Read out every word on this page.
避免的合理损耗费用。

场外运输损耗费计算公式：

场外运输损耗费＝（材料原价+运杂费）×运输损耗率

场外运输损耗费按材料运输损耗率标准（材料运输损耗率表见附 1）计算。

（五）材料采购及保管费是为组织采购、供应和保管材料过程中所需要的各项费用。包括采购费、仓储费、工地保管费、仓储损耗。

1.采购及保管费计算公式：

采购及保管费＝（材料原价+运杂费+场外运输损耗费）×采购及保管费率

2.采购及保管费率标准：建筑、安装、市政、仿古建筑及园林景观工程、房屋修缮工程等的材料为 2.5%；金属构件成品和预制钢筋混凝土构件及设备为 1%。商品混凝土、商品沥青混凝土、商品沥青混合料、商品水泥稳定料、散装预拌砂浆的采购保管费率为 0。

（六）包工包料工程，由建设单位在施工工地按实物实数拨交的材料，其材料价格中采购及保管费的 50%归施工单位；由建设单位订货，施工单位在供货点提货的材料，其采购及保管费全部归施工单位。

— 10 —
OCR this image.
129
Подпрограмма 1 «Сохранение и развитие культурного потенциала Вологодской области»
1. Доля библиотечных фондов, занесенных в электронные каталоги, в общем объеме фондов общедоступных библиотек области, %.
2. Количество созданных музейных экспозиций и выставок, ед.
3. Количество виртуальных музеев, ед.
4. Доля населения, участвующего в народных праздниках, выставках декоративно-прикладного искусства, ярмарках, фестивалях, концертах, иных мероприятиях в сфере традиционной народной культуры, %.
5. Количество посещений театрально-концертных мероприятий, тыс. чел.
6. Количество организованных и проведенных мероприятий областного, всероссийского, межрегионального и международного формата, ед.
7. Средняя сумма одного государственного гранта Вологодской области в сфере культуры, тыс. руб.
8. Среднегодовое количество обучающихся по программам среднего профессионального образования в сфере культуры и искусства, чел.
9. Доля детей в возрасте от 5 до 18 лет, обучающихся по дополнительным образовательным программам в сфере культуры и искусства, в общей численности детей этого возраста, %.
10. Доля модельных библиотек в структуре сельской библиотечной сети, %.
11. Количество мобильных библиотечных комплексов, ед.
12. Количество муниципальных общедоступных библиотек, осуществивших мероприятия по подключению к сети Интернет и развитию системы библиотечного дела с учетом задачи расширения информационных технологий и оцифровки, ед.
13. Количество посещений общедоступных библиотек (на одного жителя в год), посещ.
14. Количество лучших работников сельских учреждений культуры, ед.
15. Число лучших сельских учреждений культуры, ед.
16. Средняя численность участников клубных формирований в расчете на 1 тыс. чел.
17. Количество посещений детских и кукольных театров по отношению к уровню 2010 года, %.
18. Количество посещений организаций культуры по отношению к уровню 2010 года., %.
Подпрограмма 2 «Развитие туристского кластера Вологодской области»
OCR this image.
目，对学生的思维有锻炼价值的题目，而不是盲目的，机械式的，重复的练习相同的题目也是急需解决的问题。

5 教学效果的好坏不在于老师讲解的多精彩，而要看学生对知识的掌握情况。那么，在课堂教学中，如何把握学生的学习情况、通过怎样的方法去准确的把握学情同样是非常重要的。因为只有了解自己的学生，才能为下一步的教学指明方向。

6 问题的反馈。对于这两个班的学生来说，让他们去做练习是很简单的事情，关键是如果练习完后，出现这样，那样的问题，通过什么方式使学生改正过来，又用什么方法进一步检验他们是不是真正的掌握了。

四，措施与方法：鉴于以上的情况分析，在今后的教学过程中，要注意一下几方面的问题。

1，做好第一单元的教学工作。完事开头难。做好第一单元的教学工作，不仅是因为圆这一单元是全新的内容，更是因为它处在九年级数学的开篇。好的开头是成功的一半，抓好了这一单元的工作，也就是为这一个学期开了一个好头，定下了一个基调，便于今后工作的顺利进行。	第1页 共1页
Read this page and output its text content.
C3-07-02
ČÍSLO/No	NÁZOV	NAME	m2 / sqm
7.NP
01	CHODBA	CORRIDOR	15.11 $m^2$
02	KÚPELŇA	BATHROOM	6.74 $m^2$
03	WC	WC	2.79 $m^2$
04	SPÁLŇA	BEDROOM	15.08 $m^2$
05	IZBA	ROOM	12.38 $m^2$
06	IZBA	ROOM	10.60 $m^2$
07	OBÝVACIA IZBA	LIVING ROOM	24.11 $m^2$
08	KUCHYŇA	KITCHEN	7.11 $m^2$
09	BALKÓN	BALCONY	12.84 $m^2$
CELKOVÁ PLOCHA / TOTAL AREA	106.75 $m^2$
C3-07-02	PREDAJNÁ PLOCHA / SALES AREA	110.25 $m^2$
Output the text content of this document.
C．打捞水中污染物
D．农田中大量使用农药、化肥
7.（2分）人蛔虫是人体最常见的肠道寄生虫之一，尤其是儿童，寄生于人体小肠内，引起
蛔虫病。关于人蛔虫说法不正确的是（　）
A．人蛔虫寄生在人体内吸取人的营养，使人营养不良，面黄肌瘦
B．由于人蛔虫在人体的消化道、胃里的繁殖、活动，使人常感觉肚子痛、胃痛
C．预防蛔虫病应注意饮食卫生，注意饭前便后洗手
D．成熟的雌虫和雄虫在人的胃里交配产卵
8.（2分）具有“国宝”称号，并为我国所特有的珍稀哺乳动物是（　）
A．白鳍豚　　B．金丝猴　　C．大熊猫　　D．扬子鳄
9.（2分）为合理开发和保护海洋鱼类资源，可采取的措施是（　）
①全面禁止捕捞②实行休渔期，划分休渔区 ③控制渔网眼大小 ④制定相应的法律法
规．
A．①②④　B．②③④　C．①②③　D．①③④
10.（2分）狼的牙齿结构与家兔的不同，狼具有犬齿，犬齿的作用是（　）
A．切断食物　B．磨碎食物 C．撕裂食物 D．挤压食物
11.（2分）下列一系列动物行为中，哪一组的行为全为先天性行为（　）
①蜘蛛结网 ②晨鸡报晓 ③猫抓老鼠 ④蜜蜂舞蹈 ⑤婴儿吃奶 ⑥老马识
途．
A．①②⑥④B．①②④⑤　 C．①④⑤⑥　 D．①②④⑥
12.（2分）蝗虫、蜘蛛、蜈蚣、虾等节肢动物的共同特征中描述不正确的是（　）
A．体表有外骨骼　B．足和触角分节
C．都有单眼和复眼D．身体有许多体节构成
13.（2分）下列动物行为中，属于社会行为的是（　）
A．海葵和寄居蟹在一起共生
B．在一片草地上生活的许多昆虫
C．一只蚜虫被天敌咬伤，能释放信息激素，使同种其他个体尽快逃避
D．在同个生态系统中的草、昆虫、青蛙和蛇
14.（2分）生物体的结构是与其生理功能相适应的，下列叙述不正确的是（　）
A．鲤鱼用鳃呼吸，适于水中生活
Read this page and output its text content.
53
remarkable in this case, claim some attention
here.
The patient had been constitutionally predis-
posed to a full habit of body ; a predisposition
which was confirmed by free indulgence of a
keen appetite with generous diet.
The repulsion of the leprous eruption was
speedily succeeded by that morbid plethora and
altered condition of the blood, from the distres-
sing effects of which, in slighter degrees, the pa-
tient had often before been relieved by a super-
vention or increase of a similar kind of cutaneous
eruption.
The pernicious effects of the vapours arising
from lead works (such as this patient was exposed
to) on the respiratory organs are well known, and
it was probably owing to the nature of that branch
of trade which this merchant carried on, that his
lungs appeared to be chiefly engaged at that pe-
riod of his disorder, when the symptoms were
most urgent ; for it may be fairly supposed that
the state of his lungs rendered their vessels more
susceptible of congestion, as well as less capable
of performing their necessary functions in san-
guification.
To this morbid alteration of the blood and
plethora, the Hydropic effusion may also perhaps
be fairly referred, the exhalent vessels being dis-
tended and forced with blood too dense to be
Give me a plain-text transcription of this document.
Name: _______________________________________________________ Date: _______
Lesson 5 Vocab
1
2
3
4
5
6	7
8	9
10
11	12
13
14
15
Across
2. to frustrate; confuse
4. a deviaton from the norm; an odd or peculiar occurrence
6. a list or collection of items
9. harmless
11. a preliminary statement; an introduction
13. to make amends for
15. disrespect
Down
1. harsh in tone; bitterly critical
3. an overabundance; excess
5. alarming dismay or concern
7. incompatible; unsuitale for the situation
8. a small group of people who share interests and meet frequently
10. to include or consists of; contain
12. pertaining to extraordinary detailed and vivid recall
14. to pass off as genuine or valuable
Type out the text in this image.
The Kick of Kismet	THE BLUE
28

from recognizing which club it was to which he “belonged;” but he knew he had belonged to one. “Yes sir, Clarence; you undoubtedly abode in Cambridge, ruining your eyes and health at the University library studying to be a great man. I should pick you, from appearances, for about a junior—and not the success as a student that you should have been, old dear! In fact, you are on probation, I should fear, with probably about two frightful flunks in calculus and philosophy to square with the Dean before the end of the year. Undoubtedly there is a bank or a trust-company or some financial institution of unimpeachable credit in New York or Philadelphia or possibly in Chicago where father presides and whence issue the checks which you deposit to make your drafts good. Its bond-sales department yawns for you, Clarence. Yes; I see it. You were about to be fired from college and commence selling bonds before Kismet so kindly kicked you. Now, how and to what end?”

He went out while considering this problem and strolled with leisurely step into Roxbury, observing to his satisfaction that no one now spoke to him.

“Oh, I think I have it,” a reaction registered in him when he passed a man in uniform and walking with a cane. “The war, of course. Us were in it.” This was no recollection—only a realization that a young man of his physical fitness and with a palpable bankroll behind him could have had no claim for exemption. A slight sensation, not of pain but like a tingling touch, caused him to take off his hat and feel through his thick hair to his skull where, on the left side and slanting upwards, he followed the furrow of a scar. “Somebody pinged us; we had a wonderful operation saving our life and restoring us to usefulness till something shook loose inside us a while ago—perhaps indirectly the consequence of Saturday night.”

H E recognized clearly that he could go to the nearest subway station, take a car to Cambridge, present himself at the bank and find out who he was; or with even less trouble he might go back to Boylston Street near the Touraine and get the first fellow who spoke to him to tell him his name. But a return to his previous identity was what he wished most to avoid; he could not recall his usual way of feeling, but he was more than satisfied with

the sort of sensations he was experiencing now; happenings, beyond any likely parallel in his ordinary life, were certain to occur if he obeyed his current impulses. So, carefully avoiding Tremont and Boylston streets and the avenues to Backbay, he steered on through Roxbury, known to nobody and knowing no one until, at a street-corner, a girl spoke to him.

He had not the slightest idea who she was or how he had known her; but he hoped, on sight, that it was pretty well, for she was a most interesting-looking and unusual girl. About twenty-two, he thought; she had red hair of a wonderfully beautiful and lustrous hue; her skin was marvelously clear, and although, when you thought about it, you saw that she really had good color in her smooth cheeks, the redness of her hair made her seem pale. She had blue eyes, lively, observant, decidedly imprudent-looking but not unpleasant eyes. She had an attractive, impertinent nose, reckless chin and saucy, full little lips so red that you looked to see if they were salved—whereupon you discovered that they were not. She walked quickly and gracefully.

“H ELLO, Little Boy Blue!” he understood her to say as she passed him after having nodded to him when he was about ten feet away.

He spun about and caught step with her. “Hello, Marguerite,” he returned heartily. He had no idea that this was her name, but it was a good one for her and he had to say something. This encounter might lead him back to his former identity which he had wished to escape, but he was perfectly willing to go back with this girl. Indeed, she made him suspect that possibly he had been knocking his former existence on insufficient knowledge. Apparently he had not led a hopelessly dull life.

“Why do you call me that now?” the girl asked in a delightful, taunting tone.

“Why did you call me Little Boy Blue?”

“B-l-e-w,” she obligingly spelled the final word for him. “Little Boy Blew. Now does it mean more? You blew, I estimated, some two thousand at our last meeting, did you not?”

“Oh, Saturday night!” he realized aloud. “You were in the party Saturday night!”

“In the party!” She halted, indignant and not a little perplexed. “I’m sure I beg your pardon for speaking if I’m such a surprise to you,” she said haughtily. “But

Exercise requirements
Show the lines that mention the word "their".

Output for this exercise
the state of his lungs rendered their vessels more
of performing their necessary functions in san-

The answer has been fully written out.